▸ Data for this exercise
----
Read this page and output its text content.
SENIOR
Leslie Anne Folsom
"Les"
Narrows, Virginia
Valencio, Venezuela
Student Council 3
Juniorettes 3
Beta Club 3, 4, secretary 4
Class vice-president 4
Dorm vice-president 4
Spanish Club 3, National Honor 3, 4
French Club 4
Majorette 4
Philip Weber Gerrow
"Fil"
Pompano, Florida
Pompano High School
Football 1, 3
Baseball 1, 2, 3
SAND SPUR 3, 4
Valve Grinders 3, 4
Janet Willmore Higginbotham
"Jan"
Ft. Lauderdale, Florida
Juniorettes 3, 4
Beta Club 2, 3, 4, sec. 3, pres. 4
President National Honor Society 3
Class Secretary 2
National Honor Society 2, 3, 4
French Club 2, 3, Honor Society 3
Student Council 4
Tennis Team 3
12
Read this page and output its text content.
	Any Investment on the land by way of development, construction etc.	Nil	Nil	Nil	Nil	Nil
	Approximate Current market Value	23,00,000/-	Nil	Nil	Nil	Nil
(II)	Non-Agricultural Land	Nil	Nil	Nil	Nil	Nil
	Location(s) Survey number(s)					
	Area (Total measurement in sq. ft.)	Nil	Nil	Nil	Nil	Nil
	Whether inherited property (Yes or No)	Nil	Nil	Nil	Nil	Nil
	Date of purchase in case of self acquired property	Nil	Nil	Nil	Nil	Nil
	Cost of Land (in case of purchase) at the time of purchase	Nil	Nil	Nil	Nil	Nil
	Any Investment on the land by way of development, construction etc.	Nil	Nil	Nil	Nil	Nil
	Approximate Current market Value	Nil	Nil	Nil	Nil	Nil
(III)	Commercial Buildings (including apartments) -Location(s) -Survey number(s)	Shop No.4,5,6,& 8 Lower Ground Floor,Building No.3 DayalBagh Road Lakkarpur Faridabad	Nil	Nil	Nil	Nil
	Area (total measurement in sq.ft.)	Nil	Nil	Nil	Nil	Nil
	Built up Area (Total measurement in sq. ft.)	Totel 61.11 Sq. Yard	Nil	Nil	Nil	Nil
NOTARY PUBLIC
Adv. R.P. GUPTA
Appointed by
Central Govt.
----
▸ Instructions to follow
Your task is to repeat every entry exactly.

▸ Expected answer
Read this page and output its text content.
SENIOR
Leslie Anne Folsom
"Les"
Narrows, Virginia
Valencio, Venezuela
Student Council 3
Juniorettes 3
Beta Club 3, 4, secretary 4
Class vice-president 4
Dorm vice-president 4
Spanish Club 3, National Honor 3, 4
French Club 4
Majorette 4
Philip Weber Gerrow
"Fil"
Pompano, Florida
Pompano High School
Football 1, 3
Baseball 1, 2, 3
SAND SPUR 3, 4
Valve Grinders 3, 4
Janet Willmore Higginbotham
"Jan"
Ft. Lauderdale, Florida
Juniorettes 3, 4
Beta Club 2, 3, 4, sec. 3, pres. 4
President National Honor Society 3
Class Secretary 2
National Honor Society 2, 3, 4
French Club 2, 3, Honor Society 3
Student Council 4
Tennis Team 3
12
Read this page and output its text content.
	Any Investment on the land by way of development, construction etc.	Nil	Nil	Nil	Nil	Nil
	Approximate Current market Value	23,00,000/-	Nil	Nil	Nil	Nil
(II)	Non-Agricultural Land	Nil	Nil	Nil	Nil	Nil
	Location(s) Survey number(s)					
	Area (Total measurement in sq. ft.)	Nil	Nil	Nil	Nil	Nil
	Whether inherited property (Yes or No)	Nil	Nil	Nil	Nil	Nil
	Date of purchase in case of self acquired property	Nil	Nil	Nil	Nil	Nil
	Cost of Land (in case of purchase) at the time of purchase	Nil	Nil	Nil	Nil	Nil
	Any Investment on the land by way of development, construction etc.	Nil	Nil	Nil	Nil	Nil
	Approximate Current market Value	Nil	Nil	Nil	Nil	Nil
(III)	Commercial Buildings (including apartments) -Location(s) -Survey number(s)	Shop No.4,5,6,& 8 Lower Ground Floor,Building No.3 DayalBagh Road Lakkarpur Faridabad	Nil	Nil	Nil	Nil
	Area (total measurement in sq.ft.)	Nil	Nil	Nil	Nil	Nil
	Built up Area (Total measurement in sq. ft.)	Totel 61.11 Sq. Yard	Nil	Nil	Nil	Nil
NOTARY PUBLIC
Adv. R.P. GUPTA
Appointed by
Central Govt.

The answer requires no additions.